(Figure data in JSON)
*****

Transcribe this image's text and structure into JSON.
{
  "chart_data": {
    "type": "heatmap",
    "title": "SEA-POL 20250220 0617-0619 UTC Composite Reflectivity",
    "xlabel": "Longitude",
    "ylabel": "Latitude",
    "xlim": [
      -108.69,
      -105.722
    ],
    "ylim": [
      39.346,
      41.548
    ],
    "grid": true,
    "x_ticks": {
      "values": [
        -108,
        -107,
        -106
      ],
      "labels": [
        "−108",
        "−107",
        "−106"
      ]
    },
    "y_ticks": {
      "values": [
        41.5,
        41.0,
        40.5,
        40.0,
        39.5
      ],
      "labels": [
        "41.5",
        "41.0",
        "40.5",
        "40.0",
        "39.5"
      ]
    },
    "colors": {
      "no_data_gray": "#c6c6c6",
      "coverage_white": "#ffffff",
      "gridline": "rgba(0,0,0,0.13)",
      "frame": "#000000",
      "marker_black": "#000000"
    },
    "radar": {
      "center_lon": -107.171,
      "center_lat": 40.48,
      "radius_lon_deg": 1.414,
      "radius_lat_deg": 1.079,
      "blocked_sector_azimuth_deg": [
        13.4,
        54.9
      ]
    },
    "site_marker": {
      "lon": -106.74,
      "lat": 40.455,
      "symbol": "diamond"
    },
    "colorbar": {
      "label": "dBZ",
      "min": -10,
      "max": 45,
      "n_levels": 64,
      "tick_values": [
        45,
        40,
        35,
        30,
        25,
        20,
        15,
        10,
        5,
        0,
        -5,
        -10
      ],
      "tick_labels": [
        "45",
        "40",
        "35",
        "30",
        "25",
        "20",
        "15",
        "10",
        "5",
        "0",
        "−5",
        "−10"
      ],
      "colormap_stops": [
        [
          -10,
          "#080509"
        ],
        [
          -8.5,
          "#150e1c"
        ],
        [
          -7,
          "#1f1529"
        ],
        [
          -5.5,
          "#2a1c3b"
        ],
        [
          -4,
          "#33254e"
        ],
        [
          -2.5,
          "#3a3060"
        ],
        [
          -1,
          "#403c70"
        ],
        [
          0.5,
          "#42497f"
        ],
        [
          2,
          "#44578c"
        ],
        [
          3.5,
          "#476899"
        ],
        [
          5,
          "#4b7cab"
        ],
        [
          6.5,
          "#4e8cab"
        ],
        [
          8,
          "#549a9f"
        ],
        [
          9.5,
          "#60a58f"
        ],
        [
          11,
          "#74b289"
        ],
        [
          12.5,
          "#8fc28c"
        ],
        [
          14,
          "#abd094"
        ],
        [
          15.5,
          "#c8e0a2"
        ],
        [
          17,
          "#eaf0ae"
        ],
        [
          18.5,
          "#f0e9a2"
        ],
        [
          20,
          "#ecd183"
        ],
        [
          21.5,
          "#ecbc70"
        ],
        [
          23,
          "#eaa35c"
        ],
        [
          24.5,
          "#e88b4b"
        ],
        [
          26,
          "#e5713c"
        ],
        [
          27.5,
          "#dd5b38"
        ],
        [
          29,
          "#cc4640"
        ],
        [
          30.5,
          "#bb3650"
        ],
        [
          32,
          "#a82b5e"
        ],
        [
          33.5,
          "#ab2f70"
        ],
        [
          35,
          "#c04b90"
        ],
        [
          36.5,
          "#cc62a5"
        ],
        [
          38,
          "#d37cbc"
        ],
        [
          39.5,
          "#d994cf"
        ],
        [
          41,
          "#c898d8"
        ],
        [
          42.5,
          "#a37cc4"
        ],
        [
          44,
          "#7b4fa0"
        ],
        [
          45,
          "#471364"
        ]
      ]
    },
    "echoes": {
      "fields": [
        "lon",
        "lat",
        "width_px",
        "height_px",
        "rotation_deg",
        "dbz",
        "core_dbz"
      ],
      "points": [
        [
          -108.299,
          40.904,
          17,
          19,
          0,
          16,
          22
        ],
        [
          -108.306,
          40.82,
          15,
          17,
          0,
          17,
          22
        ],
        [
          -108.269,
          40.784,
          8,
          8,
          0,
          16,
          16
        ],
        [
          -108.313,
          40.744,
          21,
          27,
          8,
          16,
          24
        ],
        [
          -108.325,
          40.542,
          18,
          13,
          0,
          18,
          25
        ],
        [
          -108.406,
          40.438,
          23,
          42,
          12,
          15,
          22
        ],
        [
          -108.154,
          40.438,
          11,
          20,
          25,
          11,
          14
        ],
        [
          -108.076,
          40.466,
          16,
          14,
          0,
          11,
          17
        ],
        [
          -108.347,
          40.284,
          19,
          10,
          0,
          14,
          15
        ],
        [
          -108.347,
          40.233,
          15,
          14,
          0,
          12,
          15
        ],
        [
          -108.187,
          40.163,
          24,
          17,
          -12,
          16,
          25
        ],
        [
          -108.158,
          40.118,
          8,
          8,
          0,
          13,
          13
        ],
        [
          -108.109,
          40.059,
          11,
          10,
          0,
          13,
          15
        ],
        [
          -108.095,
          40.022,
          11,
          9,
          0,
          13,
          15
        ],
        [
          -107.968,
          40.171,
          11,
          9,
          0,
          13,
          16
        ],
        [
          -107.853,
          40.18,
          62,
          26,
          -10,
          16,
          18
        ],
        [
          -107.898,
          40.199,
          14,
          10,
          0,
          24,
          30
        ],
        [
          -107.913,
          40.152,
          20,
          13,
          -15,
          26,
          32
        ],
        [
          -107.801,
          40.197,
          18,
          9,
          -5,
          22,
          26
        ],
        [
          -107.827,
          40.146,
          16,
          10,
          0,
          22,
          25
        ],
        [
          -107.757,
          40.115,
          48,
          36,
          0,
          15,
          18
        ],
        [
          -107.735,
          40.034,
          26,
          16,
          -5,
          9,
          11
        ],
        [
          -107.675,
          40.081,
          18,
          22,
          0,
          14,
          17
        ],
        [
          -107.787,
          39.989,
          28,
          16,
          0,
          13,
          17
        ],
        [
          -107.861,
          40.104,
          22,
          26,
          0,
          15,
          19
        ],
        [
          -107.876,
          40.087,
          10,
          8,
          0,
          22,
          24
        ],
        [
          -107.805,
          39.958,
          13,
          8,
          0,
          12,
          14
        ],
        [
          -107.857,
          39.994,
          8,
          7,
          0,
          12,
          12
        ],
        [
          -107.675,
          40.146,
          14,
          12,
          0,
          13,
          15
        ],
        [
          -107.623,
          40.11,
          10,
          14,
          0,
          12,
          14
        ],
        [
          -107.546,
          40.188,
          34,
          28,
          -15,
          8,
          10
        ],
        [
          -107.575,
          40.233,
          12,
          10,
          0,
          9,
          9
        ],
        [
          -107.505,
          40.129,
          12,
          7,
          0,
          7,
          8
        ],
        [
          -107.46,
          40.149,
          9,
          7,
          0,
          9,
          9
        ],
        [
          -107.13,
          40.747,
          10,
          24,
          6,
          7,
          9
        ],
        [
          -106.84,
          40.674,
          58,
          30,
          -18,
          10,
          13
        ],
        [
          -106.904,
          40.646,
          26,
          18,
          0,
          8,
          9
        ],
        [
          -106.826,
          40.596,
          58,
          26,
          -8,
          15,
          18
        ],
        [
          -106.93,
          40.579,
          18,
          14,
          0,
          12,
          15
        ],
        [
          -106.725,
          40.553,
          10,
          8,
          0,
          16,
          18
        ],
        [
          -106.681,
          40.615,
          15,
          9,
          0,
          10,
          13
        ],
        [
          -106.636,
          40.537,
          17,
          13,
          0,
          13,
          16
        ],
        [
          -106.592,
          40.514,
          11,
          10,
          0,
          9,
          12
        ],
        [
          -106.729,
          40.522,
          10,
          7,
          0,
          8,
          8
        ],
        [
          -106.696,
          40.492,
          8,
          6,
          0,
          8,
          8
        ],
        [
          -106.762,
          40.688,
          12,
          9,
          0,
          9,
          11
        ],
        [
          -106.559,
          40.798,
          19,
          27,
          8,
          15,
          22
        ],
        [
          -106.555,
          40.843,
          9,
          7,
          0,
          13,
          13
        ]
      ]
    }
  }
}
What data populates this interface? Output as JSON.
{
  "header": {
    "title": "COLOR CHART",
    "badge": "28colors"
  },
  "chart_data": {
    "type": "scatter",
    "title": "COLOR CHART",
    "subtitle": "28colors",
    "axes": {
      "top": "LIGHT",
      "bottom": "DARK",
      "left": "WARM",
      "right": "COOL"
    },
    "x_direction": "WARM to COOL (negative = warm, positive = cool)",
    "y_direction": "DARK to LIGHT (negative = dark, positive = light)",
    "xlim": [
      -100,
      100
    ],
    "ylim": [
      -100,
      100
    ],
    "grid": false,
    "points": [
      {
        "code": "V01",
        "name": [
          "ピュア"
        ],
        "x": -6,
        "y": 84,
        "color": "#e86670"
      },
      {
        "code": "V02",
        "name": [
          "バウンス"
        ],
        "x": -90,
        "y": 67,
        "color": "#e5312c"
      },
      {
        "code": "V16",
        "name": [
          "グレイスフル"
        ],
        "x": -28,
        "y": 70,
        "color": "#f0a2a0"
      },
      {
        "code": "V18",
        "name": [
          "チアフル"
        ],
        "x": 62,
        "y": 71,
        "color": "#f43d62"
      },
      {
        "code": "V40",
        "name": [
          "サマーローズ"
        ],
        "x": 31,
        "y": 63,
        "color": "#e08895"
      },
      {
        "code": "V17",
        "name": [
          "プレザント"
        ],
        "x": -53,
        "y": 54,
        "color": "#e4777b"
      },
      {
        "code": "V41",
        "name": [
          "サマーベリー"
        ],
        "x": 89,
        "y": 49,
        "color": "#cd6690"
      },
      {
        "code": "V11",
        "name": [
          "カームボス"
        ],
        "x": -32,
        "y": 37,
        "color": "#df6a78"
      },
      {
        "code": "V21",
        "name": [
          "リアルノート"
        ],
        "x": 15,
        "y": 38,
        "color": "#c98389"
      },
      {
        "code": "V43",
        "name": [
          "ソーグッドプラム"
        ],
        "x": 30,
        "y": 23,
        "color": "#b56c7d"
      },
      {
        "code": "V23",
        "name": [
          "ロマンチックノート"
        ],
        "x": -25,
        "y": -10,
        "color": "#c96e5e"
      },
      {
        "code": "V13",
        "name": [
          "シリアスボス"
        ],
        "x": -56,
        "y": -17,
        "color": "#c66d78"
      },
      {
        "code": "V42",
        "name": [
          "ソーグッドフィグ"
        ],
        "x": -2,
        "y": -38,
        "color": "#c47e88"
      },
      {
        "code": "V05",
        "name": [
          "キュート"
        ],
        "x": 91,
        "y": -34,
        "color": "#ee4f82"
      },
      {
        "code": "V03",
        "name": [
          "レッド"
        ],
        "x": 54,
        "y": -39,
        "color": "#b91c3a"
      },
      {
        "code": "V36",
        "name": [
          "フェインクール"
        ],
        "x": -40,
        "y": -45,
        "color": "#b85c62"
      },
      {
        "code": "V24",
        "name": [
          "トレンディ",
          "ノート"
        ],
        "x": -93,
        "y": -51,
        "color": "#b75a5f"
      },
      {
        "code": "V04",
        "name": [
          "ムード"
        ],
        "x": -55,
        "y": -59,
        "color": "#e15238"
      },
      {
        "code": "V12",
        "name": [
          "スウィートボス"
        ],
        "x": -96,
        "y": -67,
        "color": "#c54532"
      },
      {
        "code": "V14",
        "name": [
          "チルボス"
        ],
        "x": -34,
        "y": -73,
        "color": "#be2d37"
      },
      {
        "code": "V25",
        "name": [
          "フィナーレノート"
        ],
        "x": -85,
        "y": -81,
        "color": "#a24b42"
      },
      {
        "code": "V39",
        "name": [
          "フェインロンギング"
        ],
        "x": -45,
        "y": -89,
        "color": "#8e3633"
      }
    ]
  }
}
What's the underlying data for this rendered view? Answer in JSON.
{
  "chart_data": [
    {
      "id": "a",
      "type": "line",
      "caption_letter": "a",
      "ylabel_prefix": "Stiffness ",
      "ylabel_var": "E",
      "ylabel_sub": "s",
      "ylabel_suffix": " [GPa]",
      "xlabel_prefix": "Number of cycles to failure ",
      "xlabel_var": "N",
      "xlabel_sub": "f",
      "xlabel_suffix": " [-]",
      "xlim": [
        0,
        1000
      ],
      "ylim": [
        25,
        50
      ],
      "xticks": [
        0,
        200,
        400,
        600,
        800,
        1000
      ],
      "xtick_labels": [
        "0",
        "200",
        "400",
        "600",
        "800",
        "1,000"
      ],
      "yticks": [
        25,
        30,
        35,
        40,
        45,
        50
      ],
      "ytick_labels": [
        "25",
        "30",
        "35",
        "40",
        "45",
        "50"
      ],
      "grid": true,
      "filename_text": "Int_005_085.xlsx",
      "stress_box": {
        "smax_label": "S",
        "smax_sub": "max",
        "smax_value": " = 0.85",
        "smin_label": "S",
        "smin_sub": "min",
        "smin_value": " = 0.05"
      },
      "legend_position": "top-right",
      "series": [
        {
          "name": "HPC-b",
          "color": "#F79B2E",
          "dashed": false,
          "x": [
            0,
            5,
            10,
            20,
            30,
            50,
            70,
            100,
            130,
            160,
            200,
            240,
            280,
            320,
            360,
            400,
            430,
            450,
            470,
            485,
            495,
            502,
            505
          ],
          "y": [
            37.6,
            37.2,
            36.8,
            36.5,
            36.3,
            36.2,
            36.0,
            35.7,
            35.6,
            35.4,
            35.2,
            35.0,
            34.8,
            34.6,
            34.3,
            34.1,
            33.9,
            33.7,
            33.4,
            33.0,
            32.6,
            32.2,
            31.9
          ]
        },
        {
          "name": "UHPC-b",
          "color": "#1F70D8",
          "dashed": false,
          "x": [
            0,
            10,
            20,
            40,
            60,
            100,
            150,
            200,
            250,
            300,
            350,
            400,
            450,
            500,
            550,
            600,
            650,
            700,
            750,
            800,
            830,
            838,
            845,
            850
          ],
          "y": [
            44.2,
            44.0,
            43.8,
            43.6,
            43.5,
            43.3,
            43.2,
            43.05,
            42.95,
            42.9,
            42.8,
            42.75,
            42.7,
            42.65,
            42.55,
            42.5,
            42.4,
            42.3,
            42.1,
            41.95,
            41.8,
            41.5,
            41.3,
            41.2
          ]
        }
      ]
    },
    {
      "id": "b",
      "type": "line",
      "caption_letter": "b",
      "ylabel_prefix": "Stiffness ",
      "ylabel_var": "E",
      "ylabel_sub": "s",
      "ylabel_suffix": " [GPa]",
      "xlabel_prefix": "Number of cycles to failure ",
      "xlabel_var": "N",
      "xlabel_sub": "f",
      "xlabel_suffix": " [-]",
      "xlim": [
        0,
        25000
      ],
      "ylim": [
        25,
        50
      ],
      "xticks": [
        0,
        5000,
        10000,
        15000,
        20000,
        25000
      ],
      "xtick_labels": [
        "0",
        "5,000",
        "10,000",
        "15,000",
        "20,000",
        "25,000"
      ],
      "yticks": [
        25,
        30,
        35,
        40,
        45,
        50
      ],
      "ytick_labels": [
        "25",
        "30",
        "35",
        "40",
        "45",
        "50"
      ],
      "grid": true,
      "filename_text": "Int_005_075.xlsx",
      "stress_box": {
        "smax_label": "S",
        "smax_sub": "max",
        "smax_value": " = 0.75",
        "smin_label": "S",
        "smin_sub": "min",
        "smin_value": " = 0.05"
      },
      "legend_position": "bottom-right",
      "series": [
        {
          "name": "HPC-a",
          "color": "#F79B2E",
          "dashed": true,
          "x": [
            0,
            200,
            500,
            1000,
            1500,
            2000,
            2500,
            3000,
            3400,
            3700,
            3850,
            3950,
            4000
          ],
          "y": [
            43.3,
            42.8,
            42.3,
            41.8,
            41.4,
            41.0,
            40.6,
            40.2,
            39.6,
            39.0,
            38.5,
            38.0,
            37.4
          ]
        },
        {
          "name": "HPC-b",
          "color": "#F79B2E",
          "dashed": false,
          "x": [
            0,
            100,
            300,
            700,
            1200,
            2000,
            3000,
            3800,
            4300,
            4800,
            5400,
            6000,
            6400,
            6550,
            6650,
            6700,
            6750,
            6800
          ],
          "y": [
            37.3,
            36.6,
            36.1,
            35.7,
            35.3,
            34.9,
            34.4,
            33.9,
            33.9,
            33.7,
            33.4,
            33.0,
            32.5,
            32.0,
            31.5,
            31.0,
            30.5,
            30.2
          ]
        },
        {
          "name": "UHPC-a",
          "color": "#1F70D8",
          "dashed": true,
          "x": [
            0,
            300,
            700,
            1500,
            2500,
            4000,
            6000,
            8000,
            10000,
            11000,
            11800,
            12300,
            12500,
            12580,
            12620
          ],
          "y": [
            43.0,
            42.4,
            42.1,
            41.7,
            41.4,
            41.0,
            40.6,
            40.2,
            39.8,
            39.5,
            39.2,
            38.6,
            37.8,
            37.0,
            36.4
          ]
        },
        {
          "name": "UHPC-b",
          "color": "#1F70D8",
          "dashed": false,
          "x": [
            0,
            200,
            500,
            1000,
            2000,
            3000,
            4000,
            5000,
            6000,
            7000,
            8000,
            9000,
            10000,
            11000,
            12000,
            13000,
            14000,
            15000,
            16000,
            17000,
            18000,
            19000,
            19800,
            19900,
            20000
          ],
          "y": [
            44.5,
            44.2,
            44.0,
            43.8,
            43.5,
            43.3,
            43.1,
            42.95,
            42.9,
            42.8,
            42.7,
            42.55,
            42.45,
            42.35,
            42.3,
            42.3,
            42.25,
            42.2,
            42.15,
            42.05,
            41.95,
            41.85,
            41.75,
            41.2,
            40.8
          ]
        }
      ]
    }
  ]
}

*****

▶ Work to do
Lines of the material that contain the word "this" are to be gathered.

▶ Final result
Transcribe this image's text and structure into JSON.
What data populates this interface? Output as JSON.
What's the underlying data for this rendered view? Answer in JSON.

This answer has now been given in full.